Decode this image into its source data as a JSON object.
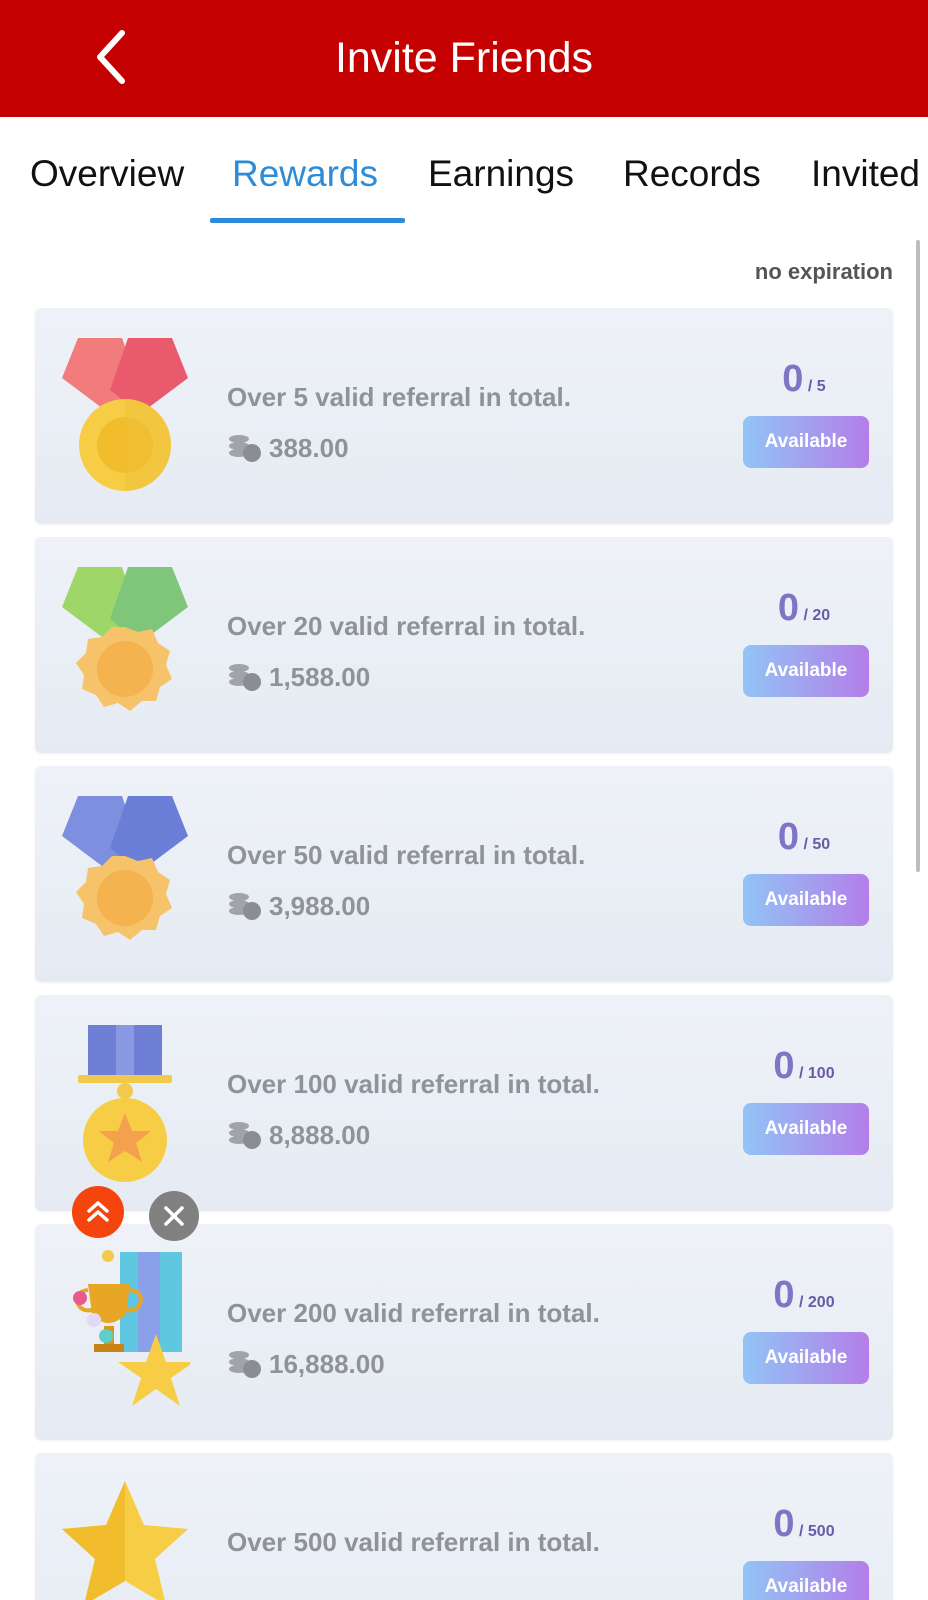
{
  "header": {
    "title": "Invite Friends",
    "back_icon": "chevron-left-icon"
  },
  "tabs": [
    {
      "label": "Overview",
      "active": false
    },
    {
      "label": "Rewards",
      "active": true
    },
    {
      "label": "Earnings",
      "active": false
    },
    {
      "label": "Records",
      "active": false
    },
    {
      "label": "Invited",
      "active": false
    }
  ],
  "colors": {
    "header_bg": "#c40000",
    "tab_active": "#2e8bd8",
    "progress": "#8174c4"
  },
  "expiry_text": "no expiration",
  "rewards": [
    {
      "description": "Over 5 valid referral in total.",
      "amount": "388.00",
      "count": "0",
      "total": "5",
      "button": "Available",
      "medal_icon": "red-ribbon-gold-medal-icon"
    },
    {
      "description": "Over 20 valid referral in total.",
      "amount": "1,588.00",
      "count": "0",
      "total": "20",
      "button": "Available",
      "medal_icon": "green-ribbon-orange-medal-icon"
    },
    {
      "description": "Over 50 valid referral in total.",
      "amount": "3,988.00",
      "count": "0",
      "total": "50",
      "button": "Available",
      "medal_icon": "blue-ribbon-orange-medal-icon"
    },
    {
      "description": "Over 100 valid referral in total.",
      "amount": "8,888.00",
      "count": "0",
      "total": "100",
      "button": "Available",
      "medal_icon": "star-medal-icon"
    },
    {
      "description": "Over 200 valid referral in total.",
      "amount": "16,888.00",
      "count": "0",
      "total": "200",
      "button": "Available",
      "medal_icon": "trophy-star-ribbon-icon"
    },
    {
      "description": "Over 500 valid referral in total.",
      "amount": "",
      "count": "0",
      "total": "500",
      "button": "Available",
      "medal_icon": "gold-star-icon"
    }
  ],
  "floating": {
    "scroll_top_icon": "double-chevron-up-icon",
    "close_icon": "close-icon"
  }
}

···

Do not include images; quote all of the entries above exactly.

## The result
Decode this image into its source data as a JSON object.
{
  "header": {
    "title": "Invite Friends",
    "back_icon": "chevron-left-icon"
  },
  "tabs": [
    {
      "label": "Overview",
      "active": false
    },
    {
      "label": "Rewards",
      "active": true
    },
    {
      "label": "Earnings",
      "active": false
    },
    {
      "label": "Records",
      "active": false
    },
    {
      "label": "Invited",
      "active": false
    }
  ],
  "colors": {
    "header_bg": "#c40000",
    "tab_active": "#2e8bd8",
    "progress": "#8174c4"
  },
  "expiry_text": "no expiration",
  "rewards": [
    {
      "description": "Over 5 valid referral in total.",
      "amount": "388.00",
      "count": "0",
      "total": "5",
      "button": "Available",
      "medal_icon": "red-ribbon-gold-medal-icon"
    },
    {
      "description": "Over 20 valid referral in total.",
      "amount": "1,588.00",
      "count": "0",
      "total": "20",
      "button": "Available",
      "medal_icon": "green-ribbon-orange-medal-icon"
    },
    {
      "description": "Over 50 valid referral in total.",
      "amount": "3,988.00",
      "count": "0",
      "total": "50",
      "button": "Available",
      "medal_icon": "blue-ribbon-orange-medal-icon"
    },
    {
      "description": "Over 100 valid referral in total.",
      "amount": "8,888.00",
      "count": "0",
      "total": "100",
      "button": "Available",
      "medal_icon": "star-medal-icon"
    },
    {
      "description": "Over 200 valid referral in total.",
      "amount": "16,888.00",
      "count": "0",
      "total": "200",
      "button": "Available",
      "medal_icon": "trophy-star-ribbon-icon"
    },
    {
      "description": "Over 500 valid referral in total.",
      "amount": "",
      "count": "0",
      "total": "500",
      "button": "Available",
      "medal_icon": "gold-star-icon"
    }
  ],
  "floating": {
    "scroll_top_icon": "double-chevron-up-icon",
    "close_icon": "close-icon"
  }
}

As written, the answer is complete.